任務目標: 請根據這段講述北京街頭劫持經過的文件節選,寫出劫持發生的日期和時間。

文件節選:
▶

以下我向全世界的關心中國人權狀況的人披露這場對我的劫持的發生與違法地及殘暴地施行的過程。

劫持,就發生在北京的大白天的街頭

2011年12月18日下午16時,我正和我的朋友、解放軍新疆馬蘭核試驗基地的副團職上訪軍官祝洪章從北京市海淀區黑山扈鎮永豐屯街頭的一個診所看病出來,停在街旁的一輛車牌被摘下的軍隊小車的車門突然打開,2~3位我不認識的男子從車中出來,衝到我背後抓住我就把我往車裡塞。
在這時,一位個子約1米70厘米膚色黑黑的男子衝向祝洪章阻擋住他,使他無法前來救助我。

這些人在把我劫持上軍隊小車之後,在開動車逃離劫持我的現場之時立即開始對我進行了非法搜身。他們這次搜走了我身上的上千元人民幣、一片鑰匙等數件物品。劫持者在對我實施非法搜身的過程中,對我問了一句:「你的手機呢?」我對他們回答說:「我沒有使用手機。」

下午約17時,劫持著我的軍隊小車開到北京的某地稍事休息。一到這裡,有人叫喚了一聲「譚林書」。在這個人這麼叫喚我的當即,我抽出了我的原本被人抓住的左手,掀開罩在我頭上的頭套,那個原本抓住我的左手的人急忙離開我往我的左前方逃逸。在他這麼逃逸時,我看到了一個我所熟悉的人的頭部,這個我所熟悉的人就是海軍試驗基地第四試驗區(以下簡稱「四區」)領導在2004年和2007年2次非法拘禁我的期間都使用了的一個看守人員——士兵王鍾輝,而王鍾輝就是在大約1小時前阻擋住要對被劫持的我施援的祝洪章的那位個子約1米70厘米的膚色黑黑的男子。

◀

提供的記錄:

▶

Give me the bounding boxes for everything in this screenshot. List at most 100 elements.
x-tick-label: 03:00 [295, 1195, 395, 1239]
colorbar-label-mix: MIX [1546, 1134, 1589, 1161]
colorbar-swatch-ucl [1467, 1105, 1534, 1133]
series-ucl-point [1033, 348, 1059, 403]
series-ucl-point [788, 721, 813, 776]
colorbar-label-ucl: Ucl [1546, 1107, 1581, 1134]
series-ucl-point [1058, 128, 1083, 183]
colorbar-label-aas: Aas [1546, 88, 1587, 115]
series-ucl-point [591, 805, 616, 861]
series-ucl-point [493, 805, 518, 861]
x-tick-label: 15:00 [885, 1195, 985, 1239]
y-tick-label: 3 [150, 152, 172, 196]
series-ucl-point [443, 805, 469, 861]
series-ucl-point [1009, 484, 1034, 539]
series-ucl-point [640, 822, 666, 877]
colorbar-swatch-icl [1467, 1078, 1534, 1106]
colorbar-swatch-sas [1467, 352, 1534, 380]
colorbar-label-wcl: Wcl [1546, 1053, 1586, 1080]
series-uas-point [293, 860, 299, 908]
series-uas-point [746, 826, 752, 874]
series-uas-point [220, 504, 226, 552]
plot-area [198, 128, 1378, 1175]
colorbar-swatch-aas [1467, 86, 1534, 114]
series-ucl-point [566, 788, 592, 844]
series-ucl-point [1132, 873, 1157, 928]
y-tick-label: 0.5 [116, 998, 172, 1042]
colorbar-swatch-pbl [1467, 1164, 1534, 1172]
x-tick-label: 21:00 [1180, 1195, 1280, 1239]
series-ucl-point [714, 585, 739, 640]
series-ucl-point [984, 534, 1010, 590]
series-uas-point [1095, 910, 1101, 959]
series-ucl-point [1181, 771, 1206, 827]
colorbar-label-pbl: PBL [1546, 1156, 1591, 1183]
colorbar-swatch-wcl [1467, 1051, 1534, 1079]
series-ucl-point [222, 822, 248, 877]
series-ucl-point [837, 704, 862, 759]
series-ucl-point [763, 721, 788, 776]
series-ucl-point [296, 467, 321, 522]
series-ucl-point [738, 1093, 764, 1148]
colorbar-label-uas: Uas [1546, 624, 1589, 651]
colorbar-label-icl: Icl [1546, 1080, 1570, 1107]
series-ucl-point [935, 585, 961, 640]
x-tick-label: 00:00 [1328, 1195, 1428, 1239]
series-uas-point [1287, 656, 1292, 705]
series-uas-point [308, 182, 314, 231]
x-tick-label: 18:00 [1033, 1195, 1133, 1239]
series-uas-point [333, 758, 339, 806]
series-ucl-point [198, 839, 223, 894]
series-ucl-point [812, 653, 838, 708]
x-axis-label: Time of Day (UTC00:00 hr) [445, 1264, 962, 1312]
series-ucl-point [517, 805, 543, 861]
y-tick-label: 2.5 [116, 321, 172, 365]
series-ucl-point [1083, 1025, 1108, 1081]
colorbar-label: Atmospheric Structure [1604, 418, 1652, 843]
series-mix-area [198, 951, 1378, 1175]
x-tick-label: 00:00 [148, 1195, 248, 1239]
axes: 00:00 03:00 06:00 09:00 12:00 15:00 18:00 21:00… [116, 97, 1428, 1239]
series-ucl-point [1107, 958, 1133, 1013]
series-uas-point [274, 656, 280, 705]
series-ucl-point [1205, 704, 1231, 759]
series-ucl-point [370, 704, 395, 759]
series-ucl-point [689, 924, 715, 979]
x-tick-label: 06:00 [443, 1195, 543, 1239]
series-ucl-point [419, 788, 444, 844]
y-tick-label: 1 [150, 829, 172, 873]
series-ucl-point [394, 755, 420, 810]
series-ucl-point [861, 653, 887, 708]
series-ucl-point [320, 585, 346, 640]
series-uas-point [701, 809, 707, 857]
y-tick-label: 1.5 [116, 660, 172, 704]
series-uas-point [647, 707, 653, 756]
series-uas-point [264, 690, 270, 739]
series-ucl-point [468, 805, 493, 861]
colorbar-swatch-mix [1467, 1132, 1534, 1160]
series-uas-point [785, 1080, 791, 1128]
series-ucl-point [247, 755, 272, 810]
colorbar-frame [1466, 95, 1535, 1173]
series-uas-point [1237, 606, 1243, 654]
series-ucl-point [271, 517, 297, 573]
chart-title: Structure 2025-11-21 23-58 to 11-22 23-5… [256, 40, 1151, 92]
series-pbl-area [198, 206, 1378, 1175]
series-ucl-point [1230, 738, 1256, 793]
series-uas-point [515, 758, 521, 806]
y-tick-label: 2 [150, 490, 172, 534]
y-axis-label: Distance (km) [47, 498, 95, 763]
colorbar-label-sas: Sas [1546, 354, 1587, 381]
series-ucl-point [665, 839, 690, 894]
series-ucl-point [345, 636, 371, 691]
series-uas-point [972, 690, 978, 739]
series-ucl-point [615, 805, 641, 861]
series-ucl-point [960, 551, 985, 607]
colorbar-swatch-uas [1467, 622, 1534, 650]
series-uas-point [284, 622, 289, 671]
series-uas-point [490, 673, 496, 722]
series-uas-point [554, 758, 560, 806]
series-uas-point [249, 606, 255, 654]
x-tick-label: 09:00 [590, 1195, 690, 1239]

◀

解答過程: 2011年12月18日下午16時。